Report every line of the listing that contains the string "with", copying each one in full.

[Element region listings]

-- begin --

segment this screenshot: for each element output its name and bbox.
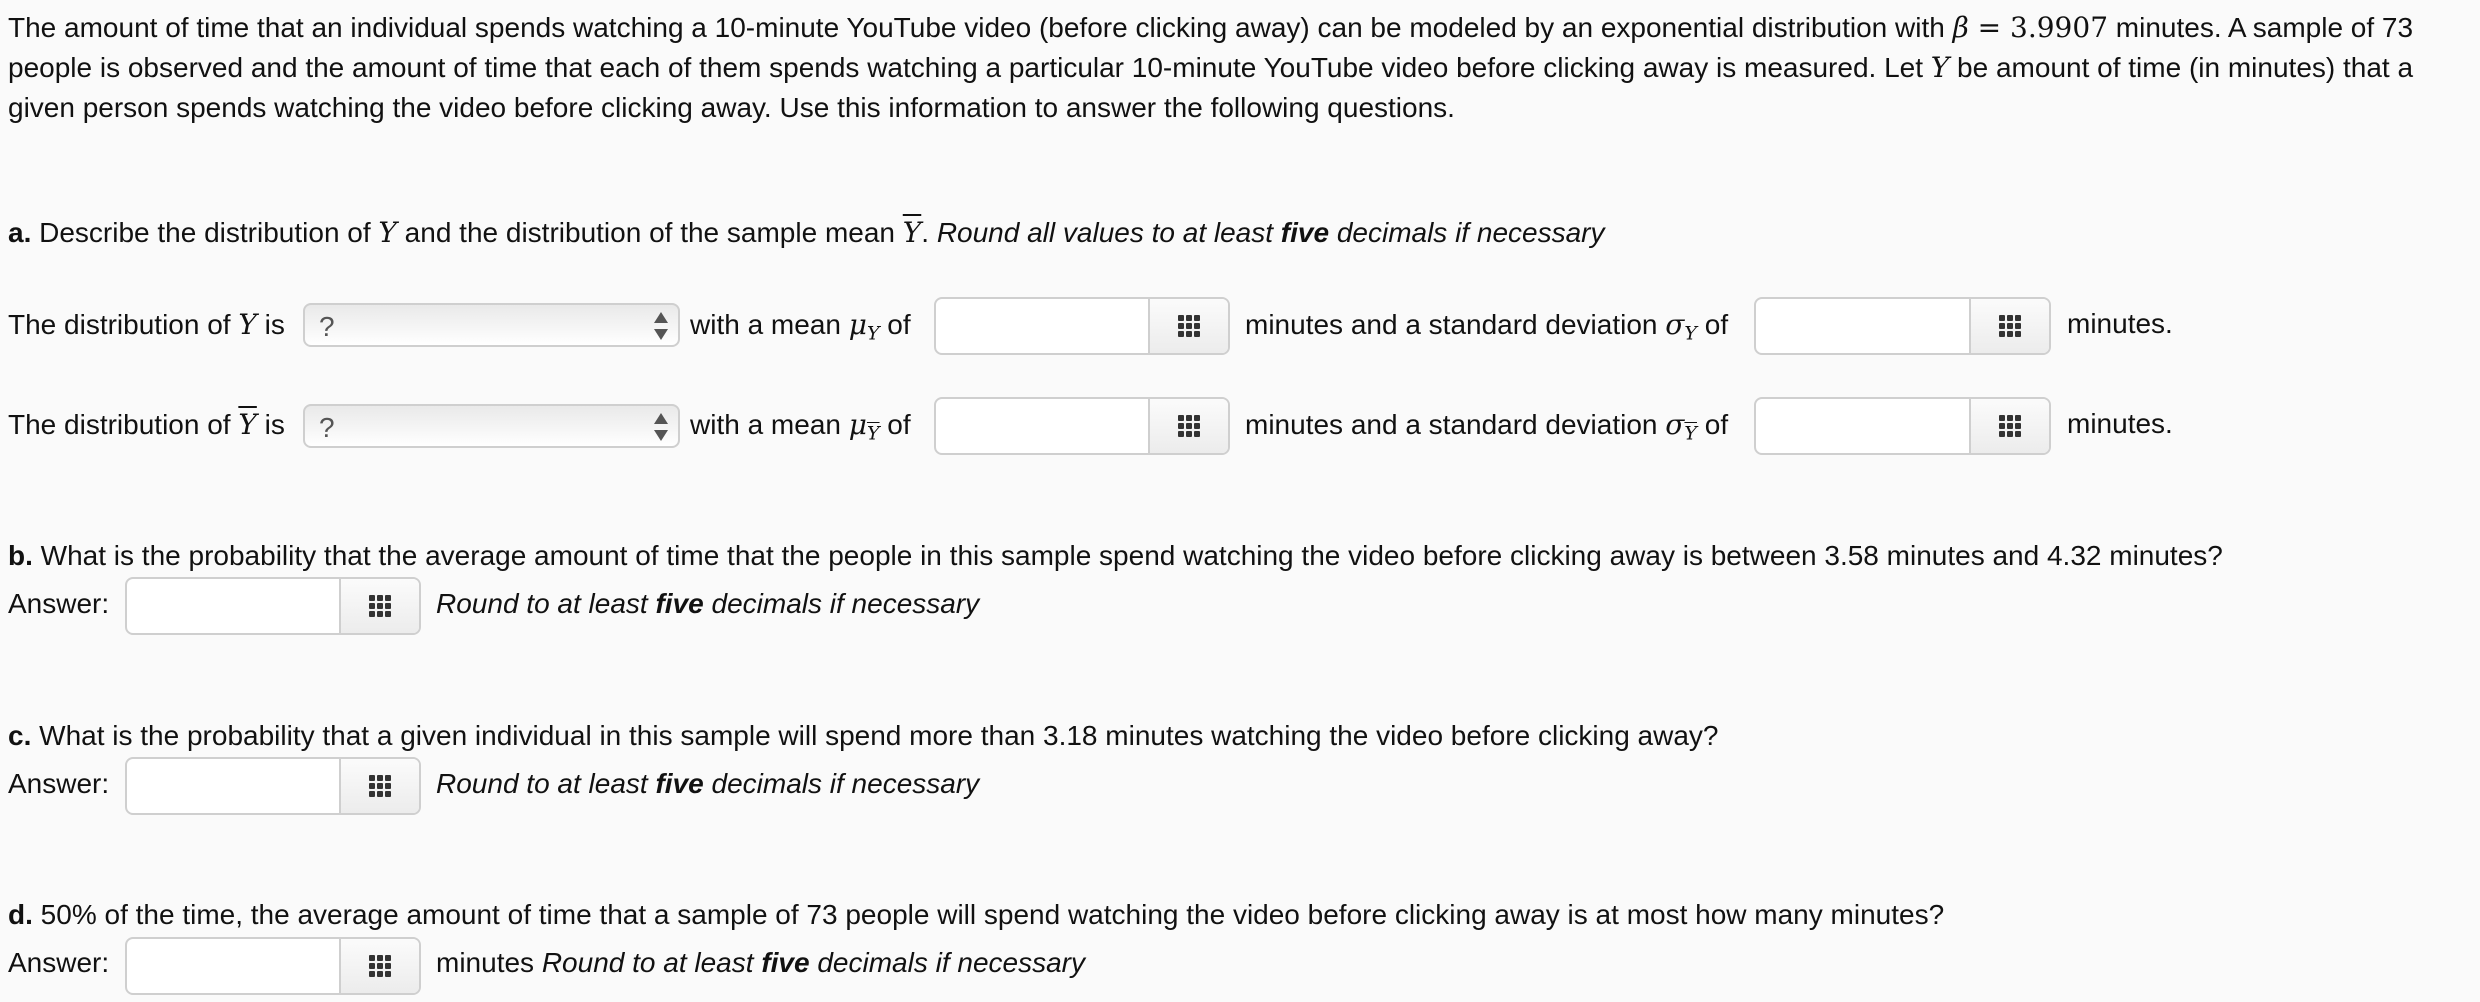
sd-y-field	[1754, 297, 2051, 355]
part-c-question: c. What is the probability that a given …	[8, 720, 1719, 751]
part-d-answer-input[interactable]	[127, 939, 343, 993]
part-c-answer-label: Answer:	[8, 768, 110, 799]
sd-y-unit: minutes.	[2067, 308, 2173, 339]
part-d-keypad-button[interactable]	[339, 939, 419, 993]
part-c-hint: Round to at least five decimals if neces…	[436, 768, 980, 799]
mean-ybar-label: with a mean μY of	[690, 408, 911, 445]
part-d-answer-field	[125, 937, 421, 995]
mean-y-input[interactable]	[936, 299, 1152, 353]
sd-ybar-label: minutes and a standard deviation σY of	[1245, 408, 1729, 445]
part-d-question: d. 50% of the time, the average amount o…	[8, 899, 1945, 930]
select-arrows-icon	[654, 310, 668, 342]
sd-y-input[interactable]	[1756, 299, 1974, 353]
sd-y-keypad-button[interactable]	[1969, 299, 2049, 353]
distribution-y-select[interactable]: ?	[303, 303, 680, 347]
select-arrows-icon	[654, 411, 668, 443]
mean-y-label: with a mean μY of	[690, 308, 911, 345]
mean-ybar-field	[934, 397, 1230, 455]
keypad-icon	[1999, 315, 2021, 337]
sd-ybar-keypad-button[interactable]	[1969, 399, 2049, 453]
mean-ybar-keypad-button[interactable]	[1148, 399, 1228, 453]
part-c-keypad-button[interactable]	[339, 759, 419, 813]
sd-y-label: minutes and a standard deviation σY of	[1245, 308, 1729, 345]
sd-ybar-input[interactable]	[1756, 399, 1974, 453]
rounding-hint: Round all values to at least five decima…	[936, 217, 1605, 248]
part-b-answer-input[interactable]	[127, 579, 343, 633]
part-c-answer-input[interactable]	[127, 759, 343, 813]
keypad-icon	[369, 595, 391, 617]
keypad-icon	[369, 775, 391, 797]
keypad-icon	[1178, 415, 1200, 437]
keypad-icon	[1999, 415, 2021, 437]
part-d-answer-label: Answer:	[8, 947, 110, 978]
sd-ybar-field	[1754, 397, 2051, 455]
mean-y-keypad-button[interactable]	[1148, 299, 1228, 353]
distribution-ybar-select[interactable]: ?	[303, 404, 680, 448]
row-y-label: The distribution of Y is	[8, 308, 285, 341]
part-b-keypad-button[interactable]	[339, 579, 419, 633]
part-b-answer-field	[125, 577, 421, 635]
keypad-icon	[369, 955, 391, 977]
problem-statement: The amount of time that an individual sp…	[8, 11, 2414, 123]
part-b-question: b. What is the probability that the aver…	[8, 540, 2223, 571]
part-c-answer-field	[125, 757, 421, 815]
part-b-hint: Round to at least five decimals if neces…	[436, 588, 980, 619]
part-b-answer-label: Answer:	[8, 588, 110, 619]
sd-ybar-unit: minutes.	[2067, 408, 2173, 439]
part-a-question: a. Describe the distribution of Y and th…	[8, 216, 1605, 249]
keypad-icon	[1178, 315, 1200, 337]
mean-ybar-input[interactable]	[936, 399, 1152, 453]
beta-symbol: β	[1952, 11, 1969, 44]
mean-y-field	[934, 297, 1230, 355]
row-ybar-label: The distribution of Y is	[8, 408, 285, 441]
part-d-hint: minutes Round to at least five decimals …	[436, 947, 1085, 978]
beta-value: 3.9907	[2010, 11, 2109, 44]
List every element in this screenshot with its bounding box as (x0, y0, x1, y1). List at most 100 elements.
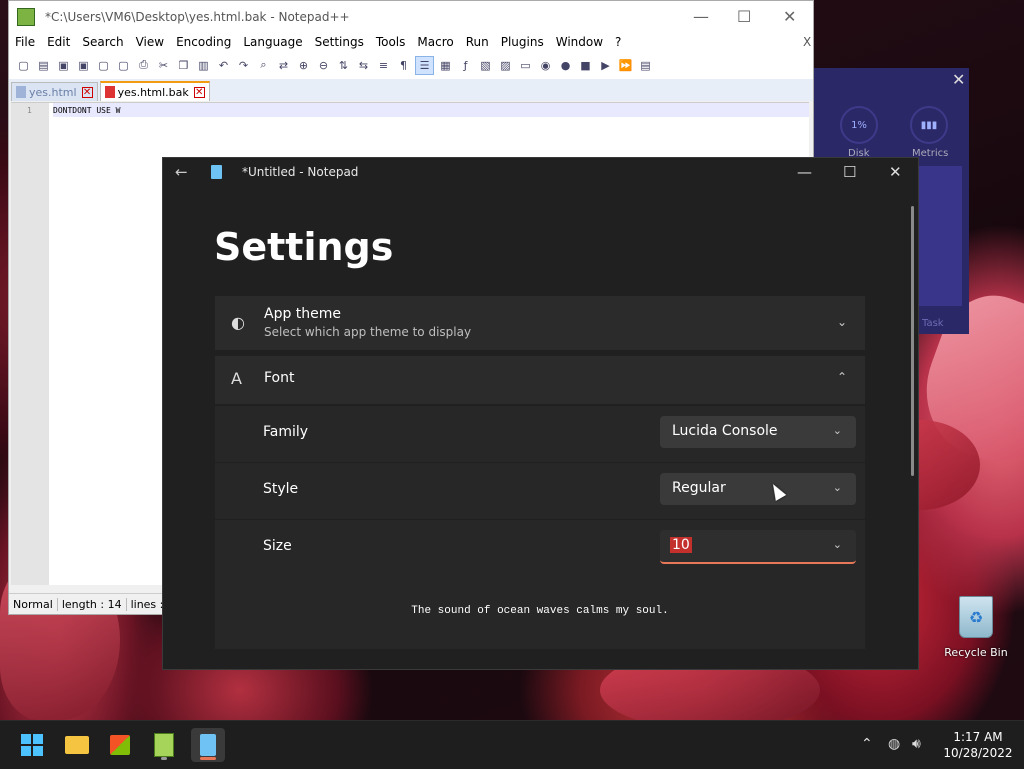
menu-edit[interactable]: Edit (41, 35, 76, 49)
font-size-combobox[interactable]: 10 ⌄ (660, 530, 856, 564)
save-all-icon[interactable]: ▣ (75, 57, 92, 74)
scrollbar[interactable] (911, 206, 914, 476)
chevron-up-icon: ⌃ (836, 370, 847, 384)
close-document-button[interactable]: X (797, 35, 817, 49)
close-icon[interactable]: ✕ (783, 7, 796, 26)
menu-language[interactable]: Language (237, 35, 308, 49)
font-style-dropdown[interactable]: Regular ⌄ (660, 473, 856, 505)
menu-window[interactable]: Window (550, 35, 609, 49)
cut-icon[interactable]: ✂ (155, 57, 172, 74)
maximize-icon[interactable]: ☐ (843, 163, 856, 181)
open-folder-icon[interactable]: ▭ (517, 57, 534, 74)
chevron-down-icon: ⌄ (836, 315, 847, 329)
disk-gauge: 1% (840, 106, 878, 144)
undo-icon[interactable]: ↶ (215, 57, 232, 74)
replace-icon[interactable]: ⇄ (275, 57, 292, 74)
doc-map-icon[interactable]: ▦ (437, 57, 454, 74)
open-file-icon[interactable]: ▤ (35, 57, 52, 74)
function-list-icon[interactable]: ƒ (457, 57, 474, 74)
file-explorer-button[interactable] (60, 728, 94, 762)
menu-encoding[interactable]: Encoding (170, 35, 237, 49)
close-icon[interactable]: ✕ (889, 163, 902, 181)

-- end --

__THE REPLY__
mean-ybar-label: with a mean μY of	[690, 408, 911, 445]
mean-y-label: with a mean μY of	[690, 308, 911, 345]
List every element in this screenshot with its bounding box as (x0, y0, x1, y1). List at most 100 elements.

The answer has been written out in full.